## Exercise prompt:
Where a line contains the string "JSON", copy that line.

## Entries supplied:
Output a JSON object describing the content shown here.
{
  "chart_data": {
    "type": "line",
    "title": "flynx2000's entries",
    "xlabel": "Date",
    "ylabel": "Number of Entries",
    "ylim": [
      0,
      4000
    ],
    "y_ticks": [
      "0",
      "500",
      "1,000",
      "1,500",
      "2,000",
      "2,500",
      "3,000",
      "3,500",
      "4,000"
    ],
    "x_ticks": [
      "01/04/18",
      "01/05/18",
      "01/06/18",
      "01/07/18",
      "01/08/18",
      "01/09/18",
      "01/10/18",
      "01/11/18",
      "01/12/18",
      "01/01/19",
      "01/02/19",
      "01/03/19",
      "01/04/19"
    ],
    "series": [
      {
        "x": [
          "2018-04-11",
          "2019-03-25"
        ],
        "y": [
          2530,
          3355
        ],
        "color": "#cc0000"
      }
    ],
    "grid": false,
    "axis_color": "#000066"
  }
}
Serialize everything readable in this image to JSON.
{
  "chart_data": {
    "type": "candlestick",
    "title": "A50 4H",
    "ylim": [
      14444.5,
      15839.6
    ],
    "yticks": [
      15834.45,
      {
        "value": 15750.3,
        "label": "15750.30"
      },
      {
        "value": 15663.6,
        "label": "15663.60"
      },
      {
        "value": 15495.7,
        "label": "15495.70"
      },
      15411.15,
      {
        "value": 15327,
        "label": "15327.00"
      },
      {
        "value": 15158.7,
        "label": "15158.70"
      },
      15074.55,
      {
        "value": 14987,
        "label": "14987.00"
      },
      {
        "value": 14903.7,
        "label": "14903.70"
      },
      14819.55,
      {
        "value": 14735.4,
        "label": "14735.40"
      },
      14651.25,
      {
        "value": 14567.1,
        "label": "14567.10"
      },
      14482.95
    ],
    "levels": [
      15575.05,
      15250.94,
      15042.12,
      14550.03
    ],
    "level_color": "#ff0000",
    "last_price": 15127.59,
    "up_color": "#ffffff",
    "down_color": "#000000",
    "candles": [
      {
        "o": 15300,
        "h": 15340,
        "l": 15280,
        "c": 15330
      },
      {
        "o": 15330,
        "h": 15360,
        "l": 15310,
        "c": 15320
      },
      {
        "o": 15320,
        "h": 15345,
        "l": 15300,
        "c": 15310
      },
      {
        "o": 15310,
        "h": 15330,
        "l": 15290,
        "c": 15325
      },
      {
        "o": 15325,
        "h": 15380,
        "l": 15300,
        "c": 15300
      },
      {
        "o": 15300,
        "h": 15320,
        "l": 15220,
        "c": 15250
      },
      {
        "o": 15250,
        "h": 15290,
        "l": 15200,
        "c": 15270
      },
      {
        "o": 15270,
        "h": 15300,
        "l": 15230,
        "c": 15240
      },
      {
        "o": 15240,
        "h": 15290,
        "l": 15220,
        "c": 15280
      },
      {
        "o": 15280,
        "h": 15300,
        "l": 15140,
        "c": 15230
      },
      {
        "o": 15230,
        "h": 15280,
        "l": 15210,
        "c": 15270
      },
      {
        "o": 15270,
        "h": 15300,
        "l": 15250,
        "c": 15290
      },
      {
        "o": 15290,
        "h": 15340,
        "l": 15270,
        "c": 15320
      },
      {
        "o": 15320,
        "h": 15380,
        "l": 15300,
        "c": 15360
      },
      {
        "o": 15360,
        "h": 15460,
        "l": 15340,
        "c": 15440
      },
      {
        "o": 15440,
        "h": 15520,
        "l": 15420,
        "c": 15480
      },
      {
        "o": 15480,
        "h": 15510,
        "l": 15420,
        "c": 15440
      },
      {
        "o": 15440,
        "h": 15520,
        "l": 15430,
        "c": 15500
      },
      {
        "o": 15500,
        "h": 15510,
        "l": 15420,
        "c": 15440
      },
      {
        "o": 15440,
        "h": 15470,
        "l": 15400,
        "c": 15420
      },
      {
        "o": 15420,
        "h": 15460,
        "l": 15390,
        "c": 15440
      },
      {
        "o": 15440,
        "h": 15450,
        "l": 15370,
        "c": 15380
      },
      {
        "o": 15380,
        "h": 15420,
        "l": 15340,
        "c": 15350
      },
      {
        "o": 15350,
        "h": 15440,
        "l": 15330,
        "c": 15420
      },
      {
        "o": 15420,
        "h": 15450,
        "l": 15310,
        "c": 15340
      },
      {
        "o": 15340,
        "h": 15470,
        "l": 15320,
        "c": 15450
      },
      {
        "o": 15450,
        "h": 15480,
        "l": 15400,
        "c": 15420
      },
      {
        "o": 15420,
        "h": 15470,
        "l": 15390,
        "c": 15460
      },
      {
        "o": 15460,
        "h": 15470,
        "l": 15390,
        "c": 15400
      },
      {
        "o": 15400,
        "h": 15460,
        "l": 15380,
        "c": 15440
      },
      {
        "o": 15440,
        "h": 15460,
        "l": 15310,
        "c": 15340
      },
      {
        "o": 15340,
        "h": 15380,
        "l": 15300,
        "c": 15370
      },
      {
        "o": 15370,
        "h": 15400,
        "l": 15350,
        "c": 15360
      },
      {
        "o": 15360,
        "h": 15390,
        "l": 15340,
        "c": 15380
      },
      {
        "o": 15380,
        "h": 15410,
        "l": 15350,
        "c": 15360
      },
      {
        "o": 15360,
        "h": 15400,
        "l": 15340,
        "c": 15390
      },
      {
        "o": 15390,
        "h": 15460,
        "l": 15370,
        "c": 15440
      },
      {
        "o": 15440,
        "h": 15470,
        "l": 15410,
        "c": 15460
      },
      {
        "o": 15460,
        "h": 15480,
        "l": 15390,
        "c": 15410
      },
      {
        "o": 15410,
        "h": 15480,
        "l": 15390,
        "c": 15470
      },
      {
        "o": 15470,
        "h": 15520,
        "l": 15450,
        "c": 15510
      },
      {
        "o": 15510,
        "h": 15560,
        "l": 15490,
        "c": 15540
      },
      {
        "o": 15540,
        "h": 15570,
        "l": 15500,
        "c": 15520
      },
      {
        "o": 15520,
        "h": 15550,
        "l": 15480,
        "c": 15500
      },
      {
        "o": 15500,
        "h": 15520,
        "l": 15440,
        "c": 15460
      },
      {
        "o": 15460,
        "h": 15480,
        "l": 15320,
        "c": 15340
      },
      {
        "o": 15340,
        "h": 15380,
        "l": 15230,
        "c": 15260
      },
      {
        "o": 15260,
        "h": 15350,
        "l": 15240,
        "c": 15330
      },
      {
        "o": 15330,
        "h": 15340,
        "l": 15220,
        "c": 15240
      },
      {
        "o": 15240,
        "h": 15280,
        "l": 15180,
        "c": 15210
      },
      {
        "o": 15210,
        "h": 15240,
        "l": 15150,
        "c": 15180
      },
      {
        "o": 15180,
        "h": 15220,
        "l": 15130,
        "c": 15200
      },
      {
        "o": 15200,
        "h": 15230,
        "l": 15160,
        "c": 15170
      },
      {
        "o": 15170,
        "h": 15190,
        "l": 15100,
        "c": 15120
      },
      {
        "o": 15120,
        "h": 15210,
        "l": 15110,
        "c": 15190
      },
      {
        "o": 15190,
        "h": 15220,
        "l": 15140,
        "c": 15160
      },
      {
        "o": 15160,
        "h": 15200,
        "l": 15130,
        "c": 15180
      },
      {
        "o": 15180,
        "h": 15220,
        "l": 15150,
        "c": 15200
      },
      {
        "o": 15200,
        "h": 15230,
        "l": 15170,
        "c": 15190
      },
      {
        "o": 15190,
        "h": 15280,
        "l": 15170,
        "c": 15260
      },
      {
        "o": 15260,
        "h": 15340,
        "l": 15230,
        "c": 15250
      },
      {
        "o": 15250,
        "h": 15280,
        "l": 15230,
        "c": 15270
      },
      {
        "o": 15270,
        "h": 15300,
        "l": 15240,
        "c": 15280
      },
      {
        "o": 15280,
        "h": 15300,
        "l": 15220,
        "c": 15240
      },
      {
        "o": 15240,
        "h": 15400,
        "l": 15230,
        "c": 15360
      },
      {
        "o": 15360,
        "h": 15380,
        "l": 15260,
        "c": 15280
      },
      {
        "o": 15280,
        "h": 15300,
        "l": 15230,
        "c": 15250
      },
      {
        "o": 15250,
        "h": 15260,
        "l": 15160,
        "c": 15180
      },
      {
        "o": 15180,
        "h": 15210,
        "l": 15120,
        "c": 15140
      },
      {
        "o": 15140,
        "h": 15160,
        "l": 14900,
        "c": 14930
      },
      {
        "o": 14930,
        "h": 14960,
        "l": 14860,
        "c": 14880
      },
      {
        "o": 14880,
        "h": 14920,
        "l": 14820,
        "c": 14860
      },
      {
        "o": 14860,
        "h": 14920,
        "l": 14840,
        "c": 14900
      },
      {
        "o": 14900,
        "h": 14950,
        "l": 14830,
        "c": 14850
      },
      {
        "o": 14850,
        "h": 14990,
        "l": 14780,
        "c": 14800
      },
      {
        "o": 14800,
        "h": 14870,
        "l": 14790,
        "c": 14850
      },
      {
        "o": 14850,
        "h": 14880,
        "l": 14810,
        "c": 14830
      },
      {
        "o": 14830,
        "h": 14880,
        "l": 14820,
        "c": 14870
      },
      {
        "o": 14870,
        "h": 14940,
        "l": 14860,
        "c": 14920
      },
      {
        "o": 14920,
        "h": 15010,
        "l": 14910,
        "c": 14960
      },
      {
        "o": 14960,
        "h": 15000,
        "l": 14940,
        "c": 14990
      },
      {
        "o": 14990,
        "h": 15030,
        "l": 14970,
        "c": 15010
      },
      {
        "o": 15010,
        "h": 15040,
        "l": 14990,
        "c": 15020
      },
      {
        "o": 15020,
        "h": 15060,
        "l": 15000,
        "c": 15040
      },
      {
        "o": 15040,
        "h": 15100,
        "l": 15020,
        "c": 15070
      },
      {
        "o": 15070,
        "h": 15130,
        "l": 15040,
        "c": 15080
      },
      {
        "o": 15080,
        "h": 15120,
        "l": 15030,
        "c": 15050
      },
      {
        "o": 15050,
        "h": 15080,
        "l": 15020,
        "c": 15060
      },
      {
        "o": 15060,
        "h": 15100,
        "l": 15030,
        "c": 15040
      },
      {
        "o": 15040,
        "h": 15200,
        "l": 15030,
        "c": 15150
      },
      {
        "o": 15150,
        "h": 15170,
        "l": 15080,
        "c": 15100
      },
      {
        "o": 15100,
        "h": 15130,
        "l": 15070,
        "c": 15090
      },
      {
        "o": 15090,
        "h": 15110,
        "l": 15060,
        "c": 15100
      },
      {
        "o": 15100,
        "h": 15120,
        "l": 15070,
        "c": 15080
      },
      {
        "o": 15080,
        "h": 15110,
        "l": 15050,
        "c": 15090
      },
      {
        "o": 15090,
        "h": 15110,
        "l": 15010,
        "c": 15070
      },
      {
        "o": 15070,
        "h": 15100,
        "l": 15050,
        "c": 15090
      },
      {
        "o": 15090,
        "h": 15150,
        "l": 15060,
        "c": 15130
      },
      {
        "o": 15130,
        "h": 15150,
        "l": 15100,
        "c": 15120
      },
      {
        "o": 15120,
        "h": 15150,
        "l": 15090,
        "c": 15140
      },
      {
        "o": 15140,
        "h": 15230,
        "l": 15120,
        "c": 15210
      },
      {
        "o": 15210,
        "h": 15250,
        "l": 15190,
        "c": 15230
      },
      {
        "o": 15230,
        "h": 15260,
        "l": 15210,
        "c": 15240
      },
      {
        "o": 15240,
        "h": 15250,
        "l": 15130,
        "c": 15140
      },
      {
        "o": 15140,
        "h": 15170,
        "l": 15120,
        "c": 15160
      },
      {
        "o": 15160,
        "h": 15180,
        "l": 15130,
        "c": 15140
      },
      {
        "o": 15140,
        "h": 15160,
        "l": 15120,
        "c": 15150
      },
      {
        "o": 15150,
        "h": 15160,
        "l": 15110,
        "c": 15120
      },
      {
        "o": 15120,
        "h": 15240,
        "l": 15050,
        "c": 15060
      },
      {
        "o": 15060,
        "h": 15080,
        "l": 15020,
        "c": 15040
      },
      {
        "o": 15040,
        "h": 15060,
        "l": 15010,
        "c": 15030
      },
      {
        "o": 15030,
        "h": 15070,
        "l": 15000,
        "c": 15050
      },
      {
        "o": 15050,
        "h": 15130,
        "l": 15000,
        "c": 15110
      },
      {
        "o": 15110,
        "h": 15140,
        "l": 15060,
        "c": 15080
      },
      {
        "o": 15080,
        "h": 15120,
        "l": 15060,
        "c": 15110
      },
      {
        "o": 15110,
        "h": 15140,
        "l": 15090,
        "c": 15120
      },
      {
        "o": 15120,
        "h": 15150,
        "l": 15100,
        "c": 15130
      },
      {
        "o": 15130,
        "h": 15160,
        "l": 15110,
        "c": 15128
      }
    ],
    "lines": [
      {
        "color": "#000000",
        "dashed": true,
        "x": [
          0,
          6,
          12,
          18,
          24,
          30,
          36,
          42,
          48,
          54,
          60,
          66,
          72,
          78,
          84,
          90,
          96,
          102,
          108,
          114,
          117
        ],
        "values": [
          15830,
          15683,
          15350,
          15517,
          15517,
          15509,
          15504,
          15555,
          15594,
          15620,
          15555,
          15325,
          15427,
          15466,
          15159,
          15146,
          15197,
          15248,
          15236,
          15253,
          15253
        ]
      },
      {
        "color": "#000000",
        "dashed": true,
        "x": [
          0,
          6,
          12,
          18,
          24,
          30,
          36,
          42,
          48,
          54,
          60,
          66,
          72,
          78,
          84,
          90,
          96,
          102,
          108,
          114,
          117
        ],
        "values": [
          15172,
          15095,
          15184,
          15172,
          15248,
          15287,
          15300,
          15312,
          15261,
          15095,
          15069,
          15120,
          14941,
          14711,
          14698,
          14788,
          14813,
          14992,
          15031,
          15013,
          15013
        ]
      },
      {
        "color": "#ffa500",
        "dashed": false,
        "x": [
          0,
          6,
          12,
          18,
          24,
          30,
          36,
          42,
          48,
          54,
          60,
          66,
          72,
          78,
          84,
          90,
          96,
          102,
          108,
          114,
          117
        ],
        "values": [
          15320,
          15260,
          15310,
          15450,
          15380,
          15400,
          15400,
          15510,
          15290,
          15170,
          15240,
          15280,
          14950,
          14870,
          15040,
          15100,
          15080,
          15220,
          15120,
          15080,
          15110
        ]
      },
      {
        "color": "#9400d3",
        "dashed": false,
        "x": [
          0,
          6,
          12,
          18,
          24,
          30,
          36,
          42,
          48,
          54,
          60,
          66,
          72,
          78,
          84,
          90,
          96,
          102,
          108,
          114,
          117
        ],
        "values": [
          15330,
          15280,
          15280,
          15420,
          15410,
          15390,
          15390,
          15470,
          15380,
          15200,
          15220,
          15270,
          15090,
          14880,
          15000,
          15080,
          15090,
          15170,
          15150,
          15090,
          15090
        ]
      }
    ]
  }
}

## Complete answer:
Output a JSON object describing the content shown here.
Serialize everything readable in this image to JSON.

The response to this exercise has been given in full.